MATERIAL PROVIDED.
____________________

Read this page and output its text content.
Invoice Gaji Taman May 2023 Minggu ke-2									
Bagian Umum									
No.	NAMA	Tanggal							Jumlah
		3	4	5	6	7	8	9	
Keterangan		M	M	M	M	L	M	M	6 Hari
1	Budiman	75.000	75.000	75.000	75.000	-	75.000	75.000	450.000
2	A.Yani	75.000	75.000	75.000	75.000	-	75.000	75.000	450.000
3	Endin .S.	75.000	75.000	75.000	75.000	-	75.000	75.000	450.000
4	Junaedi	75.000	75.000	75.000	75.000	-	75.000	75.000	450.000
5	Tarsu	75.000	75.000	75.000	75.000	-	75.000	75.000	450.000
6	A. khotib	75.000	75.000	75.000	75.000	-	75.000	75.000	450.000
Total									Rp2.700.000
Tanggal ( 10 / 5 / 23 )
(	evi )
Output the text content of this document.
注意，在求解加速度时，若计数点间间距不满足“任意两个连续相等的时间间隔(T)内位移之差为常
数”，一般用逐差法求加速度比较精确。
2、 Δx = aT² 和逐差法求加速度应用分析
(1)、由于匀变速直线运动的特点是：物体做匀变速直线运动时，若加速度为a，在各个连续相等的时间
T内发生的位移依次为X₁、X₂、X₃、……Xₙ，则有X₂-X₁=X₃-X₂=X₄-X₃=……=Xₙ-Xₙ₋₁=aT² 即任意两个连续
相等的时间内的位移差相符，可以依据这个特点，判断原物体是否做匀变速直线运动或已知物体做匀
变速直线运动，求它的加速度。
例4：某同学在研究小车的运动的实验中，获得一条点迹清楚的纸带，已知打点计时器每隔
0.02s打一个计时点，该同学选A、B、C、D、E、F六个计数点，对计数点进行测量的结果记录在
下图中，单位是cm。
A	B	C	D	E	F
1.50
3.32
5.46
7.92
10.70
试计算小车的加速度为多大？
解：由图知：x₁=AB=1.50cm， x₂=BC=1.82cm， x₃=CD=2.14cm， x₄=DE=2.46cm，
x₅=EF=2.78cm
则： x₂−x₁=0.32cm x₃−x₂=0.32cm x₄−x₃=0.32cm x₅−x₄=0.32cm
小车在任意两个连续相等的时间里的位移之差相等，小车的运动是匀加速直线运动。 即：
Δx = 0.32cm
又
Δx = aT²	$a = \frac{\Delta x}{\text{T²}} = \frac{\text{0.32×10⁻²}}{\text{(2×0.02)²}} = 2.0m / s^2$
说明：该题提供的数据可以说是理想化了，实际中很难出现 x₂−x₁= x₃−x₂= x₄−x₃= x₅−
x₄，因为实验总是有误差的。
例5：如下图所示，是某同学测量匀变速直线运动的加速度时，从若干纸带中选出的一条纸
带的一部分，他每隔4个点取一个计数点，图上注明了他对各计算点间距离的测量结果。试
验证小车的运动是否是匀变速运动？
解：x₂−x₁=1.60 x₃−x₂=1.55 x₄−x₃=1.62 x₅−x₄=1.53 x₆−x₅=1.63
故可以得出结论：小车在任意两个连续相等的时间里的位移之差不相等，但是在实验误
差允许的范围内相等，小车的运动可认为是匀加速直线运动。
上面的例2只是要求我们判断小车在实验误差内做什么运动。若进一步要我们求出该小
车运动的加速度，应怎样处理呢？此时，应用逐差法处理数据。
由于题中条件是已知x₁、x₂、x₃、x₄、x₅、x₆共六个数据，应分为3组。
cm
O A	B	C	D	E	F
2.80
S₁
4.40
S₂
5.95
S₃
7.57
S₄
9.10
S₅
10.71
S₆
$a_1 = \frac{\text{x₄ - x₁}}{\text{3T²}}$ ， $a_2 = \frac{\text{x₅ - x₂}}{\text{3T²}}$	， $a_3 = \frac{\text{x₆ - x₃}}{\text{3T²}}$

____________________

Set down the listing above in full, please, exactly as it appears.

THE OUTPUT.
Read this page and output its text content.
Invoice Gaji Taman May 2023 Minggu ke-2									
Bagian Umum									
No.	NAMA	Tanggal							Jumlah
		3	4	5	6	7	8	9	
Keterangan		M	M	M	M	L	M	M	6 Hari
1	Budiman	75.000	75.000	75.000	75.000	-	75.000	75.000	450.000
2	A.Yani	75.000	75.000	75.000	75.000	-	75.000	75.000	450.000
3	Endin .S.	75.000	75.000	75.000	75.000	-	75.000	75.000	450.000
4	Junaedi	75.000	75.000	75.000	75.000	-	75.000	75.000	450.000
5	Tarsu	75.000	75.000	75.000	75.000	-	75.000	75.000	450.000
6	A. khotib	75.000	75.000	75.000	75.000	-	75.000	75.000	450.000
Total									Rp2.700.000
Tanggal ( 10 / 5 / 23 )
(	evi )
Output the text content of this document.
注意，在求解加速度时，若计数点间间距不满足“任意两个连续相等的时间间隔(T)内位移之差为常
数”，一般用逐差法求加速度比较精确。
2、 Δx = aT² 和逐差法求加速度应用分析
(1)、由于匀变速直线运动的特点是：物体做匀变速直线运动时，若加速度为a，在各个连续相等的时间
T内发生的位移依次为X₁、X₂、X₃、……Xₙ，则有X₂-X₁=X₃-X₂=X₄-X₃=……=Xₙ-Xₙ₋₁=aT² 即任意两个连续
相等的时间内的位移差相符，可以依据这个特点，判断原物体是否做匀变速直线运动或已知物体做匀
变速直线运动，求它的加速度。
例4：某同学在研究小车的运动的实验中，获得一条点迹清楚的纸带，已知打点计时器每隔
0.02s打一个计时点，该同学选A、B、C、D、E、F六个计数点，对计数点进行测量的结果记录在
下图中，单位是cm。
A	B	C	D	E	F
1.50
3.32
5.46
7.92
10.70
试计算小车的加速度为多大？
解：由图知：x₁=AB=1.50cm， x₂=BC=1.82cm， x₃=CD=2.14cm， x₄=DE=2.46cm，
x₅=EF=2.78cm
则： x₂−x₁=0.32cm x₃−x₂=0.32cm x₄−x₃=0.32cm x₅−x₄=0.32cm
小车在任意两个连续相等的时间里的位移之差相等，小车的运动是匀加速直线运动。 即：
Δx = 0.32cm
又
Δx = aT²	$a = \frac{\Delta x}{\text{T²}} = \frac{\text{0.32×10⁻²}}{\text{(2×0.02)²}} = 2.0m / s^2$
说明：该题提供的数据可以说是理想化了，实际中很难出现 x₂−x₁= x₃−x₂= x₄−x₃= x₅−
x₄，因为实验总是有误差的。
例5：如下图所示，是某同学测量匀变速直线运动的加速度时，从若干纸带中选出的一条纸
带的一部分，他每隔4个点取一个计数点，图上注明了他对各计算点间距离的测量结果。试
验证小车的运动是否是匀变速运动？
解：x₂−x₁=1.60 x₃−x₂=1.55 x₄−x₃=1.62 x₅−x₄=1.53 x₆−x₅=1.63
故可以得出结论：小车在任意两个连续相等的时间里的位移之差不相等，但是在实验误
差允许的范围内相等，小车的运动可认为是匀加速直线运动。
上面的例2只是要求我们判断小车在实验误差内做什么运动。若进一步要我们求出该小
车运动的加速度，应怎样处理呢？此时，应用逐差法处理数据。
由于题中条件是已知x₁、x₂、x₃、x₄、x₅、x₆共六个数据，应分为3组。
cm
O A	B	C	D	E	F
2.80
S₁
4.40
S₂
5.95
S₃
7.57
S₄
9.10
S₅
10.71
S₆
$a_1 = \frac{\text{x₄ - x₁}}{\text{3T²}}$ ， $a_2 = \frac{\text{x₅ - x₂}}{\text{3T²}}$	， $a_3 = \frac{\text{x₆ - x₃}}{\text{3T²}}$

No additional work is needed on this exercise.